§ **WHAT IS BEING ASKED**
Present each line of the entries below that holds the word "TradingView".

(Chart and figure data)

START

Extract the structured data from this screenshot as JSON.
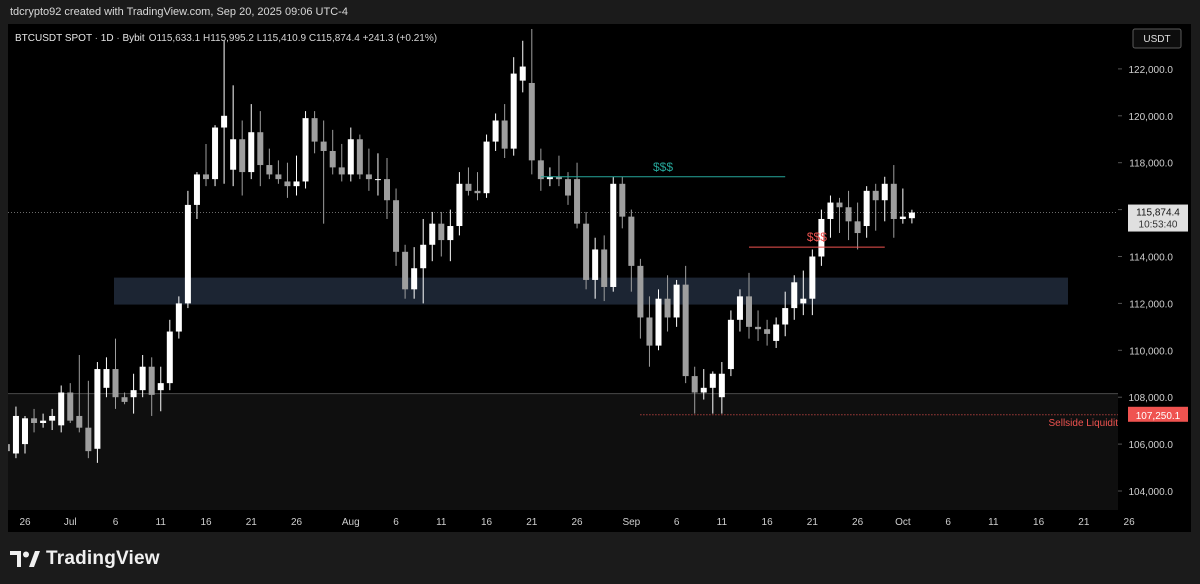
{
  "header": {
    "credit": "tdcrypto92 created with TradingView.com, Sep 20, 2025 09:06 UTC-4"
  },
  "symbol_bar": {
    "symbol": "BTCUSDT SPOT",
    "interval": "1D",
    "exchange": "Bybit",
    "ohlc": "O115,633.1 H115,995.2 L115,410.9 C115,874.4 +241.3 (+0.21%)"
  },
  "currency_button": "USDT",
  "price_tag": {
    "price": "115,874.4",
    "countdown": "10:53:40"
  },
  "sellside_tag": {
    "price": "107,250.1"
  },
  "annotations": {
    "buyside": "$$$",
    "sellside": "$$$",
    "sellside_label": "Sellside Liquidity"
  },
  "footer": {
    "brand": "TradingView"
  },
  "colors": {
    "bull": "#ffffff",
    "bear": "#9e9e9e",
    "buyside_line": "#26a69a",
    "sellside_line": "#ef5350",
    "zone": "#1c2533",
    "price_tag_bg": "#e0e0e0"
  },
  "chart_data": {
    "type": "candlestick",
    "y_ticks": [
      "104,000.0",
      "106,000.0",
      "108,000.0",
      "110,000.0",
      "112,000.0",
      "114,000.0",
      "116,000.0",
      "118,000.0",
      "120,000.0",
      "122,000.0"
    ],
    "y_tick_values": [
      104000,
      106000,
      108000,
      110000,
      112000,
      114000,
      116000,
      118000,
      120000,
      122000
    ],
    "ylim": [
      103000,
      123500
    ],
    "x_ticks": [
      {
        "label": "26",
        "day": 0
      },
      {
        "label": "Jul",
        "day": 5
      },
      {
        "label": "6",
        "day": 10
      },
      {
        "label": "11",
        "day": 15
      },
      {
        "label": "16",
        "day": 20
      },
      {
        "label": "21",
        "day": 25
      },
      {
        "label": "26",
        "day": 30
      },
      {
        "label": "Aug",
        "day": 36
      },
      {
        "label": "6",
        "day": 41
      },
      {
        "label": "11",
        "day": 46
      },
      {
        "label": "16",
        "day": 51
      },
      {
        "label": "21",
        "day": 56
      },
      {
        "label": "26",
        "day": 61
      },
      {
        "label": "Sep",
        "day": 67
      },
      {
        "label": "6",
        "day": 72
      },
      {
        "label": "11",
        "day": 77
      },
      {
        "label": "16",
        "day": 82
      },
      {
        "label": "21",
        "day": 87
      },
      {
        "label": "26",
        "day": 92
      },
      {
        "label": "Oct",
        "day": 97
      },
      {
        "label": "6",
        "day": 102
      },
      {
        "label": "11",
        "day": 107
      },
      {
        "label": "16",
        "day": 112
      },
      {
        "label": "21",
        "day": 117
      },
      {
        "label": "26",
        "day": 122
      }
    ],
    "demand_zone": {
      "low": 111950,
      "high": 113100
    },
    "horizontal_levels": [
      {
        "name": "current-price",
        "price": 115874.4
      },
      {
        "name": "range-low",
        "price": 108150
      }
    ],
    "buyside_liquidity": {
      "price": 117400,
      "from_day": 57,
      "to_day": 84
    },
    "sellside_short": {
      "price": 114400,
      "from_day": 80,
      "to_day": 95
    },
    "sellside_liquidity": {
      "price": 107250.1,
      "from_day": 68
    },
    "candles": [
      {
        "day": -2,
        "o": 106000,
        "h": 106500,
        "l": 105300,
        "c": 105700
      },
      {
        "day": -1,
        "o": 105600,
        "h": 107600,
        "l": 105400,
        "c": 107200
      },
      {
        "day": 0,
        "o": 106000,
        "h": 107200,
        "l": 105600,
        "c": 107100
      },
      {
        "day": 1,
        "o": 107100,
        "h": 107500,
        "l": 106500,
        "c": 106900
      },
      {
        "day": 2,
        "o": 106900,
        "h": 107300,
        "l": 106700,
        "c": 107000
      },
      {
        "day": 3,
        "o": 107000,
        "h": 107500,
        "l": 106600,
        "c": 107200
      },
      {
        "day": 4,
        "o": 106800,
        "h": 108500,
        "l": 106500,
        "c": 108200
      },
      {
        "day": 5,
        "o": 108200,
        "h": 108600,
        "l": 106900,
        "c": 107000
      },
      {
        "day": 6,
        "o": 107200,
        "h": 109800,
        "l": 106500,
        "c": 106700
      },
      {
        "day": 7,
        "o": 106700,
        "h": 108700,
        "l": 105400,
        "c": 105700
      },
      {
        "day": 8,
        "o": 105800,
        "h": 109500,
        "l": 105200,
        "c": 109200
      },
      {
        "day": 9,
        "o": 108400,
        "h": 109700,
        "l": 108000,
        "c": 109200
      },
      {
        "day": 10,
        "o": 109200,
        "h": 110500,
        "l": 107500,
        "c": 108000
      },
      {
        "day": 11,
        "o": 108000,
        "h": 108200,
        "l": 107700,
        "c": 107800
      },
      {
        "day": 12,
        "o": 108000,
        "h": 109000,
        "l": 107300,
        "c": 108300
      },
      {
        "day": 13,
        "o": 108300,
        "h": 109800,
        "l": 108000,
        "c": 109300
      },
      {
        "day": 14,
        "o": 109300,
        "h": 109700,
        "l": 107200,
        "c": 108100
      },
      {
        "day": 15,
        "o": 108300,
        "h": 109300,
        "l": 107400,
        "c": 108600
      },
      {
        "day": 16,
        "o": 108600,
        "h": 111300,
        "l": 108300,
        "c": 110800
      },
      {
        "day": 17,
        "o": 110800,
        "h": 112300,
        "l": 110500,
        "c": 112000
      },
      {
        "day": 18,
        "o": 112000,
        "h": 116800,
        "l": 111800,
        "c": 116200
      },
      {
        "day": 19,
        "o": 116200,
        "h": 117600,
        "l": 115600,
        "c": 117500
      },
      {
        "day": 20,
        "o": 117500,
        "h": 118800,
        "l": 117000,
        "c": 117300
      },
      {
        "day": 21,
        "o": 117300,
        "h": 119600,
        "l": 117000,
        "c": 119500
      },
      {
        "day": 22,
        "o": 119500,
        "h": 123200,
        "l": 117100,
        "c": 120000
      },
      {
        "day": 23,
        "o": 117700,
        "h": 121300,
        "l": 117000,
        "c": 119000
      },
      {
        "day": 24,
        "o": 119000,
        "h": 119800,
        "l": 116600,
        "c": 117600
      },
      {
        "day": 25,
        "o": 117600,
        "h": 120500,
        "l": 117300,
        "c": 119300
      },
      {
        "day": 26,
        "o": 119300,
        "h": 120200,
        "l": 117000,
        "c": 117900
      },
      {
        "day": 27,
        "o": 117900,
        "h": 118600,
        "l": 117300,
        "c": 117500
      },
      {
        "day": 28,
        "o": 117500,
        "h": 118100,
        "l": 117100,
        "c": 117300
      },
      {
        "day": 29,
        "o": 117200,
        "h": 118000,
        "l": 116500,
        "c": 117000
      },
      {
        "day": 30,
        "o": 117000,
        "h": 118300,
        "l": 116600,
        "c": 117200
      },
      {
        "day": 31,
        "o": 117200,
        "h": 120200,
        "l": 116900,
        "c": 119900
      },
      {
        "day": 32,
        "o": 119900,
        "h": 120200,
        "l": 118400,
        "c": 118900
      },
      {
        "day": 33,
        "o": 118900,
        "h": 119800,
        "l": 115400,
        "c": 118500
      },
      {
        "day": 34,
        "o": 118500,
        "h": 119400,
        "l": 117500,
        "c": 117800
      },
      {
        "day": 35,
        "o": 117800,
        "h": 118800,
        "l": 117200,
        "c": 117500
      },
      {
        "day": 36,
        "o": 117500,
        "h": 119500,
        "l": 117200,
        "c": 119000
      },
      {
        "day": 37,
        "o": 119000,
        "h": 119200,
        "l": 117300,
        "c": 117500
      },
      {
        "day": 38,
        "o": 117500,
        "h": 118600,
        "l": 116800,
        "c": 117300
      },
      {
        "day": 39,
        "o": 117300,
        "h": 118400,
        "l": 116600,
        "c": 117300
      },
      {
        "day": 40,
        "o": 117300,
        "h": 118200,
        "l": 115600,
        "c": 116400
      },
      {
        "day": 41,
        "o": 116400,
        "h": 116900,
        "l": 113600,
        "c": 114200
      },
      {
        "day": 42,
        "o": 114200,
        "h": 114500,
        "l": 112200,
        "c": 112600
      },
      {
        "day": 43,
        "o": 112600,
        "h": 114400,
        "l": 112200,
        "c": 113500
      },
      {
        "day": 44,
        "o": 113500,
        "h": 115600,
        "l": 112000,
        "c": 114500
      },
      {
        "day": 45,
        "o": 114500,
        "h": 115900,
        "l": 113800,
        "c": 115400
      },
      {
        "day": 46,
        "o": 115400,
        "h": 115900,
        "l": 114000,
        "c": 114700
      },
      {
        "day": 47,
        "o": 114700,
        "h": 116000,
        "l": 113800,
        "c": 115300
      },
      {
        "day": 48,
        "o": 115300,
        "h": 117600,
        "l": 114900,
        "c": 117100
      },
      {
        "day": 49,
        "o": 117100,
        "h": 117800,
        "l": 116600,
        "c": 116800
      },
      {
        "day": 50,
        "o": 116800,
        "h": 117600,
        "l": 116400,
        "c": 116700
      },
      {
        "day": 51,
        "o": 116700,
        "h": 119200,
        "l": 116500,
        "c": 118900
      },
      {
        "day": 52,
        "o": 118900,
        "h": 120100,
        "l": 118500,
        "c": 119800
      },
      {
        "day": 53,
        "o": 119800,
        "h": 120500,
        "l": 118200,
        "c": 118600
      },
      {
        "day": 54,
        "o": 118600,
        "h": 122500,
        "l": 118300,
        "c": 121800
      },
      {
        "day": 55,
        "o": 121500,
        "h": 123200,
        "l": 121000,
        "c": 122100
      },
      {
        "day": 56,
        "o": 121400,
        "h": 123700,
        "l": 117500,
        "c": 118100
      },
      {
        "day": 57,
        "o": 118100,
        "h": 118600,
        "l": 116800,
        "c": 117300
      },
      {
        "day": 58,
        "o": 117300,
        "h": 117800,
        "l": 117000,
        "c": 117400
      },
      {
        "day": 59,
        "o": 117400,
        "h": 118300,
        "l": 117000,
        "c": 117300
      },
      {
        "day": 60,
        "o": 117300,
        "h": 117600,
        "l": 116200,
        "c": 116600
      },
      {
        "day": 61,
        "o": 117300,
        "h": 118000,
        "l": 115200,
        "c": 115400
      },
      {
        "day": 62,
        "o": 115400,
        "h": 115900,
        "l": 112600,
        "c": 113000
      },
      {
        "day": 63,
        "o": 113000,
        "h": 114800,
        "l": 112200,
        "c": 114300
      },
      {
        "day": 64,
        "o": 114300,
        "h": 114900,
        "l": 112100,
        "c": 112700
      },
      {
        "day": 65,
        "o": 112700,
        "h": 117400,
        "l": 112500,
        "c": 117100
      },
      {
        "day": 66,
        "o": 117100,
        "h": 117400,
        "l": 115200,
        "c": 115700
      },
      {
        "day": 67,
        "o": 115700,
        "h": 116000,
        "l": 112500,
        "c": 113600
      },
      {
        "day": 68,
        "o": 113600,
        "h": 113900,
        "l": 110500,
        "c": 111400
      },
      {
        "day": 69,
        "o": 111400,
        "h": 112300,
        "l": 109300,
        "c": 110200
      },
      {
        "day": 70,
        "o": 110200,
        "h": 112600,
        "l": 110000,
        "c": 112200
      },
      {
        "day": 71,
        "o": 112200,
        "h": 113200,
        "l": 110800,
        "c": 111400
      },
      {
        "day": 72,
        "o": 111400,
        "h": 113000,
        "l": 111000,
        "c": 112800
      },
      {
        "day": 73,
        "o": 112800,
        "h": 113600,
        "l": 108600,
        "c": 108900
      },
      {
        "day": 74,
        "o": 108900,
        "h": 109300,
        "l": 107300,
        "c": 108200
      },
      {
        "day": 75,
        "o": 108200,
        "h": 109200,
        "l": 107900,
        "c": 108400
      },
      {
        "day": 76,
        "o": 108400,
        "h": 109100,
        "l": 107300,
        "c": 109000
      },
      {
        "day": 77,
        "o": 108000,
        "h": 109500,
        "l": 107300,
        "c": 109000
      },
      {
        "day": 78,
        "o": 109200,
        "h": 111700,
        "l": 108900,
        "c": 111300
      },
      {
        "day": 79,
        "o": 111300,
        "h": 112600,
        "l": 110800,
        "c": 112300
      },
      {
        "day": 80,
        "o": 112300,
        "h": 113300,
        "l": 110500,
        "c": 111000
      },
      {
        "day": 81,
        "o": 111000,
        "h": 111700,
        "l": 110400,
        "c": 110900
      },
      {
        "day": 82,
        "o": 110900,
        "h": 111300,
        "l": 110200,
        "c": 110700
      },
      {
        "day": 83,
        "o": 110400,
        "h": 111400,
        "l": 110100,
        "c": 111100
      },
      {
        "day": 84,
        "o": 111100,
        "h": 112500,
        "l": 110600,
        "c": 111800
      },
      {
        "day": 85,
        "o": 111800,
        "h": 113200,
        "l": 111300,
        "c": 112900
      },
      {
        "day": 86,
        "o": 112000,
        "h": 113400,
        "l": 111500,
        "c": 112200
      },
      {
        "day": 87,
        "o": 112200,
        "h": 114300,
        "l": 111500,
        "c": 114000
      },
      {
        "day": 88,
        "o": 114000,
        "h": 116000,
        "l": 113600,
        "c": 115600
      },
      {
        "day": 89,
        "o": 115600,
        "h": 116600,
        "l": 114800,
        "c": 116300
      },
      {
        "day": 90,
        "o": 116300,
        "h": 116500,
        "l": 115000,
        "c": 116100
      },
      {
        "day": 91,
        "o": 116100,
        "h": 116800,
        "l": 114700,
        "c": 115500
      },
      {
        "day": 92,
        "o": 115500,
        "h": 116300,
        "l": 114300,
        "c": 115000
      },
      {
        "day": 93,
        "o": 115300,
        "h": 117000,
        "l": 114800,
        "c": 116800
      },
      {
        "day": 94,
        "o": 116800,
        "h": 117100,
        "l": 115100,
        "c": 116400
      },
      {
        "day": 95,
        "o": 116400,
        "h": 117400,
        "l": 115500,
        "c": 117100
      },
      {
        "day": 96,
        "o": 117100,
        "h": 117900,
        "l": 114800,
        "c": 115600
      },
      {
        "day": 97,
        "o": 115600,
        "h": 116900,
        "l": 115400,
        "c": 115700
      },
      {
        "day": 98,
        "o": 115633.1,
        "h": 115995.2,
        "l": 115410.9,
        "c": 115874.4
      }
    ]
  }
}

END

§ **FULL RESPONSE**
    "credit": "tdcrypto92 created with TradingView.com, Sep 20, 2025 09:06 UTC-4"
    "brand": "TradingView"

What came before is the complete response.